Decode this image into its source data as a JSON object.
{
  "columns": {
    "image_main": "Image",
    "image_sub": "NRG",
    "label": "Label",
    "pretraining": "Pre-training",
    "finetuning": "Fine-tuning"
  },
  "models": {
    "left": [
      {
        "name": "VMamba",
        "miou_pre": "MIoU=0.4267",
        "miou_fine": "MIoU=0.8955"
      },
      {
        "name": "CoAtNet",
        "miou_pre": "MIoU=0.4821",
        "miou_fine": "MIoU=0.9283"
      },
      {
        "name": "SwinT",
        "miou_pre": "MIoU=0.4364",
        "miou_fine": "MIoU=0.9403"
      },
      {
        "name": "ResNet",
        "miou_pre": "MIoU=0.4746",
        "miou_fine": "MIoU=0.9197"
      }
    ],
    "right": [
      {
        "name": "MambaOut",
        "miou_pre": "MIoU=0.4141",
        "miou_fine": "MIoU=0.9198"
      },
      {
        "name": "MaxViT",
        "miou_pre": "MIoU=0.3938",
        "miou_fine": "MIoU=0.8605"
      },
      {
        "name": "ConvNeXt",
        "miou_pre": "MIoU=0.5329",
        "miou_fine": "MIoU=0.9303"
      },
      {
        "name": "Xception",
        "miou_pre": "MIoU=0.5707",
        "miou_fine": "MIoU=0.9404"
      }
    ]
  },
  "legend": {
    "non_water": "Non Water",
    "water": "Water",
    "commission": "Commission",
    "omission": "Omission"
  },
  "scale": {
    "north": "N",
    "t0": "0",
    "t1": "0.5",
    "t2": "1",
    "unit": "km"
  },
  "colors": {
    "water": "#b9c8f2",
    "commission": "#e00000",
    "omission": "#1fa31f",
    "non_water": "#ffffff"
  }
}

[INSTRUCTION] Quote all of the entries verbatim.

[TASK OUTPUT]
Decode this image into its source data as a JSON object.
{
  "columns": {
    "image_main": "Image",
    "image_sub": "NRG",
    "label": "Label",
    "pretraining": "Pre-training",
    "finetuning": "Fine-tuning"
  },
  "models": {
    "left": [
      {
        "name": "VMamba",
        "miou_pre": "MIoU=0.4267",
        "miou_fine": "MIoU=0.8955"
      },
      {
        "name": "CoAtNet",
        "miou_pre": "MIoU=0.4821",
        "miou_fine": "MIoU=0.9283"
      },
      {
        "name": "SwinT",
        "miou_pre": "MIoU=0.4364",
        "miou_fine": "MIoU=0.9403"
      },
      {
        "name": "ResNet",
        "miou_pre": "MIoU=0.4746",
        "miou_fine": "MIoU=0.9197"
      }
    ],
    "right": [
      {
        "name": "MambaOut",
        "miou_pre": "MIoU=0.4141",
        "miou_fine": "MIoU=0.9198"
      },
      {
        "name": "MaxViT",
        "miou_pre": "MIoU=0.3938",
        "miou_fine": "MIoU=0.8605"
      },
      {
        "name": "ConvNeXt",
        "miou_pre": "MIoU=0.5329",
        "miou_fine": "MIoU=0.9303"
      },
      {
        "name": "Xception",
        "miou_pre": "MIoU=0.5707",
        "miou_fine": "MIoU=0.9404"
      }
    ]
  },
  "legend": {
    "non_water": "Non Water",
    "water": "Water",
    "commission": "Commission",
    "omission": "Omission"
  },
  "scale": {
    "north": "N",
    "t0": "0",
    "t1": "0.5",
    "t2": "1",
    "unit": "km"
  },
  "colors": {
    "water": "#b9c8f2",
    "commission": "#e00000",
    "omission": "#1fa31f",
    "non_water": "#ffffff"
  }
}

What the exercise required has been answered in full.